• Given task
Reproduce all entries verbatim, with nothing added or dropped.

(Stored records)

────────────────

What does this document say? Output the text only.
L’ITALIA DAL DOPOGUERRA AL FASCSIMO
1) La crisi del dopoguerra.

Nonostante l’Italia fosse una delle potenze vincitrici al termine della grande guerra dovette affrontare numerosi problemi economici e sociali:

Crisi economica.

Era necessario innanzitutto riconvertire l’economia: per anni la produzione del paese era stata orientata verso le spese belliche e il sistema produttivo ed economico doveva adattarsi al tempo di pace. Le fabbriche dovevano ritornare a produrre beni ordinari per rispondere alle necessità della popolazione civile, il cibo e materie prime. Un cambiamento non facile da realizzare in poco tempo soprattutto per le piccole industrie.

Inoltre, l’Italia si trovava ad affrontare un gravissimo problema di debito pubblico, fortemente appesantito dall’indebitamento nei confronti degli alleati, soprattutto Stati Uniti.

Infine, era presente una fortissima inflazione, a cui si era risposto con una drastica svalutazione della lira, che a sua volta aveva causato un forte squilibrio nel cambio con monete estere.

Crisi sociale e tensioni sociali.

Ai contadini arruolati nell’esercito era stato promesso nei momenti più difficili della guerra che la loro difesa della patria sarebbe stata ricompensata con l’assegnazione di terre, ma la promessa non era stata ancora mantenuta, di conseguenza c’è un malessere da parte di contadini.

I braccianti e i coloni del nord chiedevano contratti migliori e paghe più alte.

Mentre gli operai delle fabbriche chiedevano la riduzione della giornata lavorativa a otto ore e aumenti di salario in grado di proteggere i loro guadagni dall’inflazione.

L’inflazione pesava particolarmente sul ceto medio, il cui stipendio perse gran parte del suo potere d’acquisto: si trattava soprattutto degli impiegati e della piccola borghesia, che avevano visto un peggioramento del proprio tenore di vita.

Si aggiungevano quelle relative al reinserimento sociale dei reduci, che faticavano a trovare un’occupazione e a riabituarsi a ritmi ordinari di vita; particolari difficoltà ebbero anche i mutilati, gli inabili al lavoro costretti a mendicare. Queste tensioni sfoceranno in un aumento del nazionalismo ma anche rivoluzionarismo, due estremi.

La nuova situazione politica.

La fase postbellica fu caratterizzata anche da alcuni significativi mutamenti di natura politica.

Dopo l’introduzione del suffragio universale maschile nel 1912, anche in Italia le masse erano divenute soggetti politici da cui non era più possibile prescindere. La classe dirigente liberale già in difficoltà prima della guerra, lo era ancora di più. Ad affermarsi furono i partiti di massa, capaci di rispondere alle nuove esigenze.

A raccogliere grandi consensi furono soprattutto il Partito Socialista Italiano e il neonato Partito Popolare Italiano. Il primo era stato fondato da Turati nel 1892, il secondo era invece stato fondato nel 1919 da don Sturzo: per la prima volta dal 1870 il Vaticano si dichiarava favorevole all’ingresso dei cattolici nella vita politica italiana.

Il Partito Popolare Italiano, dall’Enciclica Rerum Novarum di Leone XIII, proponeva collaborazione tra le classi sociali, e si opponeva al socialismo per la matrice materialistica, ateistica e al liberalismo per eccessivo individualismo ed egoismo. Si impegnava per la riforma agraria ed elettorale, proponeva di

────────────────

• Reply
What does this document say? Output the text only.
L’ITALIA DAL DOPOGUERRA AL FASCSIMO
1) La crisi del dopoguerra.

Nonostante l’Italia fosse una delle potenze vincitrici al termine della grande guerra dovette affrontare numerosi problemi economici e sociali:

Crisi economica.

Era necessario innanzitutto riconvertire l’economia: per anni la produzione del paese era stata orientata verso le spese belliche e il sistema produttivo ed economico doveva adattarsi al tempo di pace. Le fabbriche dovevano ritornare a produrre beni ordinari per rispondere alle necessità della popolazione civile, il cibo e materie prime. Un cambiamento non facile da realizzare in poco tempo soprattutto per le piccole industrie.

Inoltre, l’Italia si trovava ad affrontare un gravissimo problema di debito pubblico, fortemente appesantito dall’indebitamento nei confronti degli alleati, soprattutto Stati Uniti.

Infine, era presente una fortissima inflazione, a cui si era risposto con una drastica svalutazione della lira, che a sua volta aveva causato un forte squilibrio nel cambio con monete estere.

Crisi sociale e tensioni sociali.

Ai contadini arruolati nell’esercito era stato promesso nei momenti più difficili della guerra che la loro difesa della patria sarebbe stata ricompensata con l’assegnazione di terre, ma la promessa non era stata ancora mantenuta, di conseguenza c’è un malessere da parte di contadini.

I braccianti e i coloni del nord chiedevano contratti migliori e paghe più alte.

Mentre gli operai delle fabbriche chiedevano la riduzione della giornata lavorativa a otto ore e aumenti di salario in grado di proteggere i loro guadagni dall’inflazione.

L’inflazione pesava particolarmente sul ceto medio, il cui stipendio perse gran parte del suo potere d’acquisto: si trattava soprattutto degli impiegati e della piccola borghesia, che avevano visto un peggioramento del proprio tenore di vita.

Si aggiungevano quelle relative al reinserimento sociale dei reduci, che faticavano a trovare un’occupazione e a riabituarsi a ritmi ordinari di vita; particolari difficoltà ebbero anche i mutilati, gli inabili al lavoro costretti a mendicare. Queste tensioni sfoceranno in un aumento del nazionalismo ma anche rivoluzionarismo, due estremi.

La nuova situazione politica.

La fase postbellica fu caratterizzata anche da alcuni significativi mutamenti di natura politica.

Dopo l’introduzione del suffragio universale maschile nel 1912, anche in Italia le masse erano divenute soggetti politici da cui non era più possibile prescindere. La classe dirigente liberale già in difficoltà prima della guerra, lo era ancora di più. Ad affermarsi furono i partiti di massa, capaci di rispondere alle nuove esigenze.

A raccogliere grandi consensi furono soprattutto il Partito Socialista Italiano e il neonato Partito Popolare Italiano. Il primo era stato fondato da Turati nel 1892, il secondo era invece stato fondato nel 1919 da don Sturzo: per la prima volta dal 1870 il Vaticano si dichiarava favorevole all’ingresso dei cattolici nella vita politica italiana.

Il Partito Popolare Italiano, dall’Enciclica Rerum Novarum di Leone XIII, proponeva collaborazione tra le classi sociali, e si opponeva al socialismo per la matrice materialistica, ateistica e al liberalismo per eccessivo individualismo ed egoismo. Si impegnava per la riforma agraria ed elettorale, proponeva di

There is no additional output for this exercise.